REQUEST:
Retype the listing that follows, word for word.

MATERIAL SHOWN:
▼

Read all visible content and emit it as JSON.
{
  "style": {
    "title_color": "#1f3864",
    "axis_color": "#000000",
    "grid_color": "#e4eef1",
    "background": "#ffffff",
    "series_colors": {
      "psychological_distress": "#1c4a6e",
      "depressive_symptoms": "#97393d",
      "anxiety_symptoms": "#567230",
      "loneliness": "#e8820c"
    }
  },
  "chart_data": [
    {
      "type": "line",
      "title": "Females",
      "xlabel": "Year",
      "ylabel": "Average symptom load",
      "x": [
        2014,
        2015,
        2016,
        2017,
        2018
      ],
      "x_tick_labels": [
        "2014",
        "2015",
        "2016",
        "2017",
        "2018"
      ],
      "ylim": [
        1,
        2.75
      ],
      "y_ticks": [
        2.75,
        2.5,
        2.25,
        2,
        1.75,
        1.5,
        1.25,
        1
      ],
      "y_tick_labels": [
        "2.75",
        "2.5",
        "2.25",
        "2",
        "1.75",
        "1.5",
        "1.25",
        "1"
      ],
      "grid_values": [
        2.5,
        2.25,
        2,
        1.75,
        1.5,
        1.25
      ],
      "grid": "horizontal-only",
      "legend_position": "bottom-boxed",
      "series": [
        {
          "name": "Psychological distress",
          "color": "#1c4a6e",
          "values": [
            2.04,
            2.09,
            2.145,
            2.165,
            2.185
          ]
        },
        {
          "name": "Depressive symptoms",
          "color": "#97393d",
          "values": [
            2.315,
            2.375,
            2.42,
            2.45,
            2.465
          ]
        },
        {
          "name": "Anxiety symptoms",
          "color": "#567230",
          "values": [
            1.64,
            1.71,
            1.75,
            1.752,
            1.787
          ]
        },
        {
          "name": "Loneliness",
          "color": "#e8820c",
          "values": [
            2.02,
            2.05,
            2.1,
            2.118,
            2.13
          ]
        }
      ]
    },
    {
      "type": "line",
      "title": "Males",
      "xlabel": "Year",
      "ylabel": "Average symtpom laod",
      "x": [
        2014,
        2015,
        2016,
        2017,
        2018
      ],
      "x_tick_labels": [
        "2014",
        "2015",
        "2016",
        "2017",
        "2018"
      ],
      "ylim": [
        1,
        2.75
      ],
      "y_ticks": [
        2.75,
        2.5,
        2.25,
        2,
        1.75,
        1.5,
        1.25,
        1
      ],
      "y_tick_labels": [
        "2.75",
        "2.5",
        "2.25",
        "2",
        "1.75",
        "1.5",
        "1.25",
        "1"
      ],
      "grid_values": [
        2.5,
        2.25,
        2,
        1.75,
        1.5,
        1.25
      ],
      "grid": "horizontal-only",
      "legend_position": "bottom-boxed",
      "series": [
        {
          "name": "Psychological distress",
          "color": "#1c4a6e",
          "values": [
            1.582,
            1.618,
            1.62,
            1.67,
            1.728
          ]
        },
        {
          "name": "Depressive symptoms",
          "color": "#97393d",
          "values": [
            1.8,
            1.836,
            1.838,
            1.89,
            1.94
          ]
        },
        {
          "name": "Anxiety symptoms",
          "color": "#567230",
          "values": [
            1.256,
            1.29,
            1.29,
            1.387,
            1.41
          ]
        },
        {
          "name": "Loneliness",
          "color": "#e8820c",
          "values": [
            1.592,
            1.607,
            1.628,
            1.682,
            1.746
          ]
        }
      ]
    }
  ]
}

▲

THE SOLUTION:
Read all visible content and emit it as JSON.
{
  "style": {
    "title_color": "#1f3864",
    "axis_color": "#000000",
    "grid_color": "#e4eef1",
    "background": "#ffffff",
    "series_colors": {
      "psychological_distress": "#1c4a6e",
      "depressive_symptoms": "#97393d",
      "anxiety_symptoms": "#567230",
      "loneliness": "#e8820c"
    }
  },
  "chart_data": [
    {
      "type": "line",
      "title": "Females",
      "xlabel": "Year",
      "ylabel": "Average symptom load",
      "x": [
        2014,
        2015,
        2016,
        2017,
        2018
      ],
      "x_tick_labels": [
        "2014",
        "2015",
        "2016",
        "2017",
        "2018"
      ],
      "ylim": [
        1,
        2.75
      ],
      "y_ticks": [
        2.75,
        2.5,
        2.25,
        2,
        1.75,
        1.5,
        1.25,
        1
      ],
      "y_tick_labels": [
        "2.75",
        "2.5",
        "2.25",
        "2",
        "1.75",
        "1.5",
        "1.25",
        "1"
      ],
      "grid_values": [
        2.5,
        2.25,
        2,
        1.75,
        1.5,
        1.25
      ],
      "grid": "horizontal-only",
      "legend_position": "bottom-boxed",
      "series": [
        {
          "name": "Psychological distress",
          "color": "#1c4a6e",
          "values": [
            2.04,
            2.09,
            2.145,
            2.165,
            2.185
          ]
        },
        {
          "name": "Depressive symptoms",
          "color": "#97393d",
          "values": [
            2.315,
            2.375,
            2.42,
            2.45,
            2.465
          ]
        },
        {
          "name": "Anxiety symptoms",
          "color": "#567230",
          "values": [
            1.64,
            1.71,
            1.75,
            1.752,
            1.787
          ]
        },
        {
          "name": "Loneliness",
          "color": "#e8820c",
          "values": [
            2.02,
            2.05,
            2.1,
            2.118,
            2.13
          ]
        }
      ]
    },
    {
      "type": "line",
      "title": "Males",
      "xlabel": "Year",
      "ylabel": "Average symtpom laod",
      "x": [
        2014,
        2015,
        2016,
        2017,
        2018
      ],
      "x_tick_labels": [
        "2014",
        "2015",
        "2016",
        "2017",
        "2018"
      ],
      "ylim": [
        1,
        2.75
      ],
      "y_ticks": [
        2.75,
        2.5,
        2.25,
        2,
        1.75,
        1.5,
        1.25,
        1
      ],
      "y_tick_labels": [
        "2.75",
        "2.5",
        "2.25",
        "2",
        "1.75",
        "1.5",
        "1.25",
        "1"
      ],
      "grid_values": [
        2.5,
        2.25,
        2,
        1.75,
        1.5,
        1.25
      ],
      "grid": "horizontal-only",
      "legend_position": "bottom-boxed",
      "series": [
        {
          "name": "Psychological distress",
          "color": "#1c4a6e",
          "values": [
            1.582,
            1.618,
            1.62,
            1.67,
            1.728
          ]
        },
        {
          "name": "Depressive symptoms",
          "color": "#97393d",
          "values": [
            1.8,
            1.836,
            1.838,
            1.89,
            1.94
          ]
        },
        {
          "name": "Anxiety symptoms",
          "color": "#567230",
          "values": [
            1.256,
            1.29,
            1.29,
            1.387,
            1.41
          ]
        },
        {
          "name": "Loneliness",
          "color": "#e8820c",
          "values": [
            1.592,
            1.607,
            1.628,
            1.682,
            1.746
          ]
        }
      ]
    }
  ]
}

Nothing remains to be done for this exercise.